*** Supplied data ***

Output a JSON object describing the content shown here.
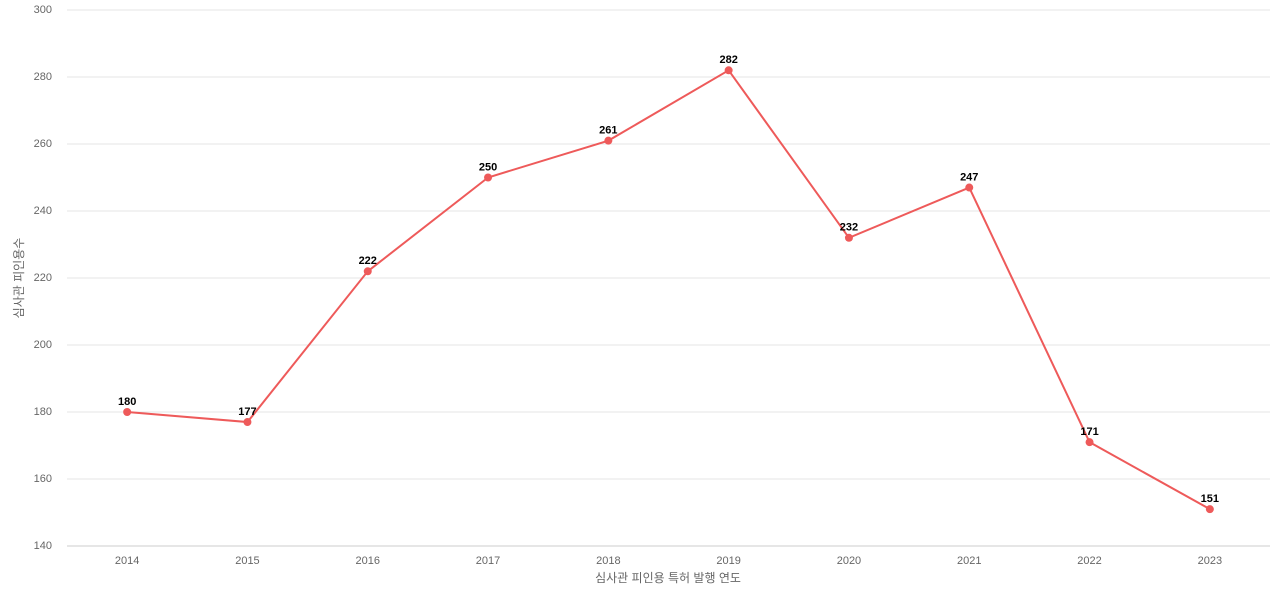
{
  "chart_data": {
    "type": "line",
    "x_label": "심사관 피인용 특허 발행 연도",
    "y_label": "심사관 피인용수",
    "categories": [
      "2014",
      "2015",
      "2016",
      "2017",
      "2018",
      "2019",
      "2020",
      "2021",
      "2022",
      "2023"
    ],
    "values": [
      180,
      177,
      222,
      250,
      261,
      282,
      232,
      247,
      171,
      151
    ],
    "color": "#ee5a5a",
    "ylim": [
      140,
      300
    ],
    "yticks": [
      140,
      160,
      180,
      200,
      220,
      240,
      260,
      280,
      300
    ],
    "grid": true
  }
}
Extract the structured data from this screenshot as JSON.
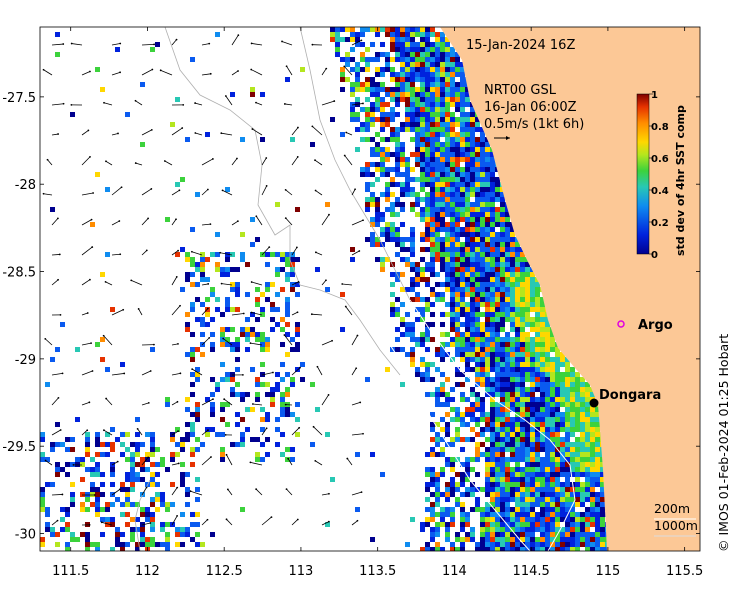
{
  "header": {
    "map_time": "15-Jan-2024 16Z",
    "current_source": "NRT00 GSL",
    "current_time": "16-Jan 06:00Z",
    "current_scale": "0.5m/s (1kt 6h)"
  },
  "axes": {
    "x_ticks": [
      "111.5",
      "112",
      "112.5",
      "113",
      "113.5",
      "114",
      "114.5",
      "115",
      "115.5"
    ],
    "y_ticks": [
      "-27.5",
      "-28",
      "-28.5",
      "-29",
      "-29.5",
      "-30"
    ],
    "lon_range": [
      111.3,
      115.6
    ],
    "lat_range": [
      -30.1,
      -27.1
    ]
  },
  "colorbar": {
    "label": "std dev of 4hr SST comp",
    "ticks": [
      "1",
      "0.8",
      "0.6",
      "0.4",
      "0.2",
      "0"
    ],
    "range": [
      0,
      1
    ]
  },
  "places": [
    {
      "name": "Argo",
      "lon": 115.07,
      "lat": -28.85,
      "marker": "magenta-circle"
    },
    {
      "name": "Dongara",
      "lon": 114.93,
      "lat": -29.25,
      "marker": "black-dot"
    }
  ],
  "bathymetry": {
    "labels": [
      "200m",
      "1000m"
    ]
  },
  "credit": "© IMOS 01-Feb-2024 01:25 Hobart",
  "colors": {
    "land": "#fcc896",
    "high": "#c62d0f",
    "mid": "#3cc83c",
    "low": "#1e3cc8"
  }
}
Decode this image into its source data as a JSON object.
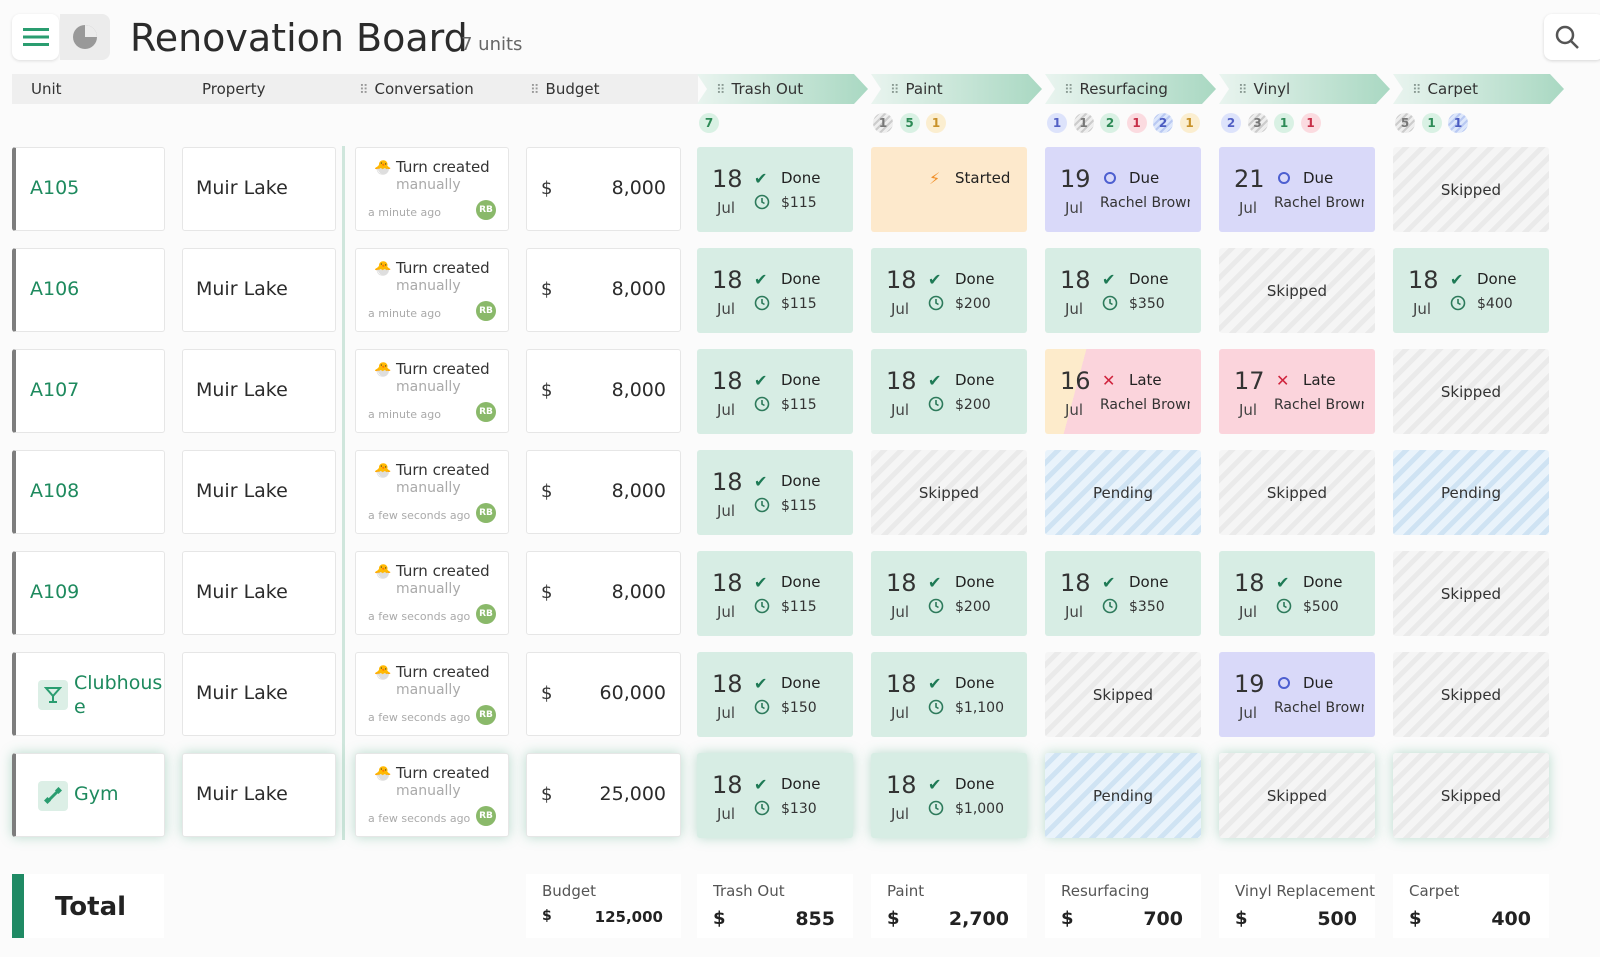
{
  "header": {
    "title": "Renovation Board",
    "subtitle": "7 units"
  },
  "columns": {
    "unit": "Unit",
    "property": "Property",
    "conversation": "Conversation",
    "budget": "Budget"
  },
  "stages": [
    {
      "label": "Trash Out",
      "badges": [
        {
          "text": "7",
          "kind": "green"
        }
      ]
    },
    {
      "label": "Paint",
      "badges": [
        {
          "text": "1",
          "kind": "graystripe"
        },
        {
          "text": "5",
          "kind": "green"
        },
        {
          "text": "1",
          "kind": "yellow"
        }
      ]
    },
    {
      "label": "Resurfacing",
      "badges": [
        {
          "text": "1",
          "kind": "blue"
        },
        {
          "text": "1",
          "kind": "graystripe"
        },
        {
          "text": "2",
          "kind": "green"
        },
        {
          "text": "1",
          "kind": "red"
        },
        {
          "text": "2",
          "kind": "bluestripe"
        },
        {
          "text": "1",
          "kind": "yellow"
        }
      ]
    },
    {
      "label": "Vinyl",
      "badges": [
        {
          "text": "2",
          "kind": "blue"
        },
        {
          "text": "3",
          "kind": "graystripe"
        },
        {
          "text": "1",
          "kind": "green"
        },
        {
          "text": "1",
          "kind": "red"
        }
      ]
    },
    {
      "label": "Carpet",
      "badges": [
        {
          "text": "5",
          "kind": "graystripe"
        },
        {
          "text": "1",
          "kind": "green"
        },
        {
          "text": "1",
          "kind": "bluestripe"
        }
      ]
    }
  ],
  "rows": [
    {
      "unit": "A105",
      "property": "Muir Lake",
      "conv_title": "Turn created",
      "conv_sub": "manually",
      "conv_time": "a minute ago",
      "avatar": "RB",
      "currency": "$",
      "budget": "8,000",
      "stages": [
        {
          "kind": "done",
          "day": "18",
          "mon": "Jul",
          "status": "Done",
          "cost": "$115"
        },
        {
          "kind": "started",
          "status": "Started"
        },
        {
          "kind": "due",
          "day": "19",
          "mon": "Jul",
          "status": "Due",
          "who": "Rachel Brown"
        },
        {
          "kind": "due",
          "day": "21",
          "mon": "Jul",
          "status": "Due",
          "who": "Rachel Brown"
        },
        {
          "kind": "skipped",
          "text": "Skipped"
        }
      ]
    },
    {
      "unit": "A106",
      "property": "Muir Lake",
      "conv_title": "Turn created",
      "conv_sub": "manually",
      "conv_time": "a minute ago",
      "avatar": "RB",
      "currency": "$",
      "budget": "8,000",
      "stages": [
        {
          "kind": "done",
          "day": "18",
          "mon": "Jul",
          "status": "Done",
          "cost": "$115"
        },
        {
          "kind": "done",
          "day": "18",
          "mon": "Jul",
          "status": "Done",
          "cost": "$200"
        },
        {
          "kind": "done",
          "day": "18",
          "mon": "Jul",
          "status": "Done",
          "cost": "$350"
        },
        {
          "kind": "skipped",
          "text": "Skipped"
        },
        {
          "kind": "done",
          "day": "18",
          "mon": "Jul",
          "status": "Done",
          "cost": "$400"
        }
      ]
    },
    {
      "unit": "A107",
      "property": "Muir Lake",
      "conv_title": "Turn created",
      "conv_sub": "manually",
      "conv_time": "a minute ago",
      "avatar": "RB",
      "currency": "$",
      "budget": "8,000",
      "stages": [
        {
          "kind": "done",
          "day": "18",
          "mon": "Jul",
          "status": "Done",
          "cost": "$115"
        },
        {
          "kind": "done",
          "day": "18",
          "mon": "Jul",
          "status": "Done",
          "cost": "$200"
        },
        {
          "kind": "late-split",
          "day": "16",
          "mon": "Jul",
          "status": "Late",
          "who": "Rachel Brown"
        },
        {
          "kind": "late",
          "day": "17",
          "mon": "Jul",
          "status": "Late",
          "who": "Rachel Brown"
        },
        {
          "kind": "skipped",
          "text": "Skipped"
        }
      ]
    },
    {
      "unit": "A108",
      "property": "Muir Lake",
      "conv_title": "Turn created",
      "conv_sub": "manually",
      "conv_time": "a few seconds ago",
      "avatar": "RB",
      "currency": "$",
      "budget": "8,000",
      "stages": [
        {
          "kind": "done",
          "day": "18",
          "mon": "Jul",
          "status": "Done",
          "cost": "$115"
        },
        {
          "kind": "skipped",
          "text": "Skipped"
        },
        {
          "kind": "pending",
          "text": "Pending"
        },
        {
          "kind": "skipped",
          "text": "Skipped"
        },
        {
          "kind": "pending",
          "text": "Pending"
        }
      ]
    },
    {
      "unit": "A109",
      "property": "Muir Lake",
      "conv_title": "Turn created",
      "conv_sub": "manually",
      "conv_time": "a few seconds ago",
      "avatar": "RB",
      "currency": "$",
      "budget": "8,000",
      "stages": [
        {
          "kind": "done",
          "day": "18",
          "mon": "Jul",
          "status": "Done",
          "cost": "$115"
        },
        {
          "kind": "done",
          "day": "18",
          "mon": "Jul",
          "status": "Done",
          "cost": "$200"
        },
        {
          "kind": "done",
          "day": "18",
          "mon": "Jul",
          "status": "Done",
          "cost": "$350"
        },
        {
          "kind": "done",
          "day": "18",
          "mon": "Jul",
          "status": "Done",
          "cost": "$500"
        },
        {
          "kind": "skipped",
          "text": "Skipped"
        }
      ]
    },
    {
      "unit": "Clubhous\ne",
      "unit_icon": "cocktail-icon",
      "property": "Muir Lake",
      "conv_title": "Turn created",
      "conv_sub": "manually",
      "conv_time": "a few seconds ago",
      "avatar": "RB",
      "currency": "$",
      "budget": "60,000",
      "stages": [
        {
          "kind": "done",
          "day": "18",
          "mon": "Jul",
          "status": "Done",
          "cost": "$150"
        },
        {
          "kind": "done",
          "day": "18",
          "mon": "Jul",
          "status": "Done",
          "cost": "$1,100"
        },
        {
          "kind": "skipped",
          "text": "Skipped"
        },
        {
          "kind": "due",
          "day": "19",
          "mon": "Jul",
          "status": "Due",
          "who": "Rachel Brown"
        },
        {
          "kind": "skipped",
          "text": "Skipped"
        }
      ]
    },
    {
      "unit": "Gym",
      "unit_icon": "dumbbell-icon",
      "property": "Muir Lake",
      "conv_title": "Turn created",
      "conv_sub": "manually",
      "conv_time": "a few seconds ago",
      "avatar": "RB",
      "currency": "$",
      "budget": "25,000",
      "stages": [
        {
          "kind": "done",
          "day": "18",
          "mon": "Jul",
          "status": "Done",
          "cost": "$130"
        },
        {
          "kind": "done",
          "day": "18",
          "mon": "Jul",
          "status": "Done",
          "cost": "$1,000"
        },
        {
          "kind": "pending",
          "text": "Pending"
        },
        {
          "kind": "skipped",
          "text": "Skipped"
        },
        {
          "kind": "skipped",
          "text": "Skipped"
        }
      ]
    }
  ],
  "totals": {
    "label": "Total",
    "items": [
      {
        "label": "Budget",
        "currency": "$",
        "value": "125,000"
      },
      {
        "label": "Trash Out",
        "currency": "$",
        "value": "855"
      },
      {
        "label": "Paint",
        "currency": "$",
        "value": "2,700"
      },
      {
        "label": "Resurfacing",
        "currency": "$",
        "value": "700"
      },
      {
        "label": "Vinyl Replacement",
        "currency": "$",
        "value": "500"
      },
      {
        "label": "Carpet",
        "currency": "$",
        "value": "400"
      }
    ]
  },
  "colors": {
    "accent": "#1f8a64",
    "done": "#d7ede4",
    "due": "#d9d9f9",
    "late": "#fbd4dc",
    "started": "#fde9cc"
  }
}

***

## Task objective
Say how many lines in the listing above include "JSON". Give nothing but the number.

## Exercise answer
3